Every record here needs to be written out again exactly.

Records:
──────────

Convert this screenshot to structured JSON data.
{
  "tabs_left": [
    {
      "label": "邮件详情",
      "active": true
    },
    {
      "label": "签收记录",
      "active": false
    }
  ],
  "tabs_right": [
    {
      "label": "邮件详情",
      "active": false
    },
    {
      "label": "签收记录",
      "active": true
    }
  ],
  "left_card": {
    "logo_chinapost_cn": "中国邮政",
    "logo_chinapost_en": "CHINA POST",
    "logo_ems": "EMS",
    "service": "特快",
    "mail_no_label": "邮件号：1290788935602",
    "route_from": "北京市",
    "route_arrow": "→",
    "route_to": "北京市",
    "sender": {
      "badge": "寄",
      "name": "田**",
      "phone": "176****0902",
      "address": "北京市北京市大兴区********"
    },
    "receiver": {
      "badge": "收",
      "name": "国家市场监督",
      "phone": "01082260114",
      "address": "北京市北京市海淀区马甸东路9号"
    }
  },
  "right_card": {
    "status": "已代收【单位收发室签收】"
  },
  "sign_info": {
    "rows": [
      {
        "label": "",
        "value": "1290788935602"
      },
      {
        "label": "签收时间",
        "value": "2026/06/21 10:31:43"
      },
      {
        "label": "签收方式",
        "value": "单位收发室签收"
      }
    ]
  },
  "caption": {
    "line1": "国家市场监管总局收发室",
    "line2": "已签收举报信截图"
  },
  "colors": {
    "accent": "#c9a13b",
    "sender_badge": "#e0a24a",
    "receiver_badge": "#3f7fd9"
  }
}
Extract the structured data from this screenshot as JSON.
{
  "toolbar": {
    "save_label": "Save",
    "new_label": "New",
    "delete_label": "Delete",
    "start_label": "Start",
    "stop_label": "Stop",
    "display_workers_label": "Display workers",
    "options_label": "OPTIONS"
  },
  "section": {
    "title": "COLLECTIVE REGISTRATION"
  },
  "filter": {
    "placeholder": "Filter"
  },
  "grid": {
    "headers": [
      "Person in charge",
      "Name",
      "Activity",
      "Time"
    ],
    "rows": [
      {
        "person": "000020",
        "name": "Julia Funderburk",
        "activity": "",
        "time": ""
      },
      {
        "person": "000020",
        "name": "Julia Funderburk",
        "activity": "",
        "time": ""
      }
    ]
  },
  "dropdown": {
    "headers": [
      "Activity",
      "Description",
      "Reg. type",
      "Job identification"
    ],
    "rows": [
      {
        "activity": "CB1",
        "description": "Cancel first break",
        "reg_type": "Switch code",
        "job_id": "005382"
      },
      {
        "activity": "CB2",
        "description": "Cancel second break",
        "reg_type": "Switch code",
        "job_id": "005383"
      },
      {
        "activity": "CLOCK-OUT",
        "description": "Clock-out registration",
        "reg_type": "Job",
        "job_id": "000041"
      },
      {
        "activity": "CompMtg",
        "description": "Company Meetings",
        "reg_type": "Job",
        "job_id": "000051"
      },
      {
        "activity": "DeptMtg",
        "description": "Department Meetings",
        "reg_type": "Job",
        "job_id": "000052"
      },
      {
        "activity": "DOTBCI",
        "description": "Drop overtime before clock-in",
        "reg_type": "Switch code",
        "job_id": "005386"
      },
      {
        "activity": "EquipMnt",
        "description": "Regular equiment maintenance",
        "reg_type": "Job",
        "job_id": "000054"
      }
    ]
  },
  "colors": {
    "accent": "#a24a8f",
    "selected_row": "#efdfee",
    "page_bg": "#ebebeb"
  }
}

──────────

ANSWER TO THE TASK:
Convert this screenshot to structured JSON data.
{
  "tabs_left": [
    {
      "label": "邮件详情",
      "active": true
    },
    {
      "label": "签收记录",
      "active": false
    }
  ],
  "tabs_right": [
    {
      "label": "邮件详情",
      "active": false
    },
    {
      "label": "签收记录",
      "active": true
    }
  ],
  "left_card": {
    "logo_chinapost_cn": "中国邮政",
    "logo_chinapost_en": "CHINA POST",
    "logo_ems": "EMS",
    "service": "特快",
    "mail_no_label": "邮件号：1290788935602",
    "route_from": "北京市",
    "route_arrow": "→",
    "route_to": "北京市",
    "sender": {
      "badge": "寄",
      "name": "田**",
      "phone": "176****0902",
      "address": "北京市北京市大兴区********"
    },
    "receiver": {
      "badge": "收",
      "name": "国家市场监督",
      "phone": "01082260114",
      "address": "北京市北京市海淀区马甸东路9号"
    }
  },
  "right_card": {
    "status": "已代收【单位收发室签收】"
  },
  "sign_info": {
    "rows": [
      {
        "label": "",
        "value": "1290788935602"
      },
      {
        "label": "签收时间",
        "value": "2026/06/21 10:31:43"
      },
      {
        "label": "签收方式",
        "value": "单位收发室签收"
      }
    ]
  },
  "caption": {
    "line1": "国家市场监管总局收发室",
    "line2": "已签收举报信截图"
  },
  "colors": {
    "accent": "#c9a13b",
    "sender_badge": "#e0a24a",
    "receiver_badge": "#3f7fd9"
  }
}
Extract the structured data from this screenshot as JSON.
{
  "toolbar": {
    "save_label": "Save",
    "new_label": "New",
    "delete_label": "Delete",
    "start_label": "Start",
    "stop_label": "Stop",
    "display_workers_label": "Display workers",
    "options_label": "OPTIONS"
  },
  "section": {
    "title": "COLLECTIVE REGISTRATION"
  },
  "filter": {
    "placeholder": "Filter"
  },
  "grid": {
    "headers": [
      "Person in charge",
      "Name",
      "Activity",
      "Time"
    ],
    "rows": [
      {
        "person": "000020",
        "name": "Julia Funderburk",
        "activity": "",
        "time": ""
      },
      {
        "person": "000020",
        "name": "Julia Funderburk",
        "activity": "",
        "time": ""
      }
    ]
  },
  "dropdown": {
    "headers": [
      "Activity",
      "Description",
      "Reg. type",
      "Job identification"
    ],
    "rows": [
      {
        "activity": "CB1",
        "description": "Cancel first break",
        "reg_type": "Switch code",
        "job_id": "005382"
      },
      {
        "activity": "CB2",
        "description": "Cancel second break",
        "reg_type": "Switch code",
        "job_id": "005383"
      },
      {
        "activity": "CLOCK-OUT",
        "description": "Clock-out registration",
        "reg_type": "Job",
        "job_id": "000041"
      },
      {
        "activity": "CompMtg",
        "description": "Company Meetings",
        "reg_type": "Job",
        "job_id": "000051"
      },
      {
        "activity": "DeptMtg",
        "description": "Department Meetings",
        "reg_type": "Job",
        "job_id": "000052"
      },
      {
        "activity": "DOTBCI",
        "description": "Drop overtime before clock-in",
        "reg_type": "Switch code",
        "job_id": "005386"
      },
      {
        "activity": "EquipMnt",
        "description": "Regular equiment maintenance",
        "reg_type": "Job",
        "job_id": "000054"
      }
    ]
  },
  "colors": {
    "accent": "#a24a8f",
    "selected_row": "#efdfee",
    "page_bg": "#ebebeb"
  }
}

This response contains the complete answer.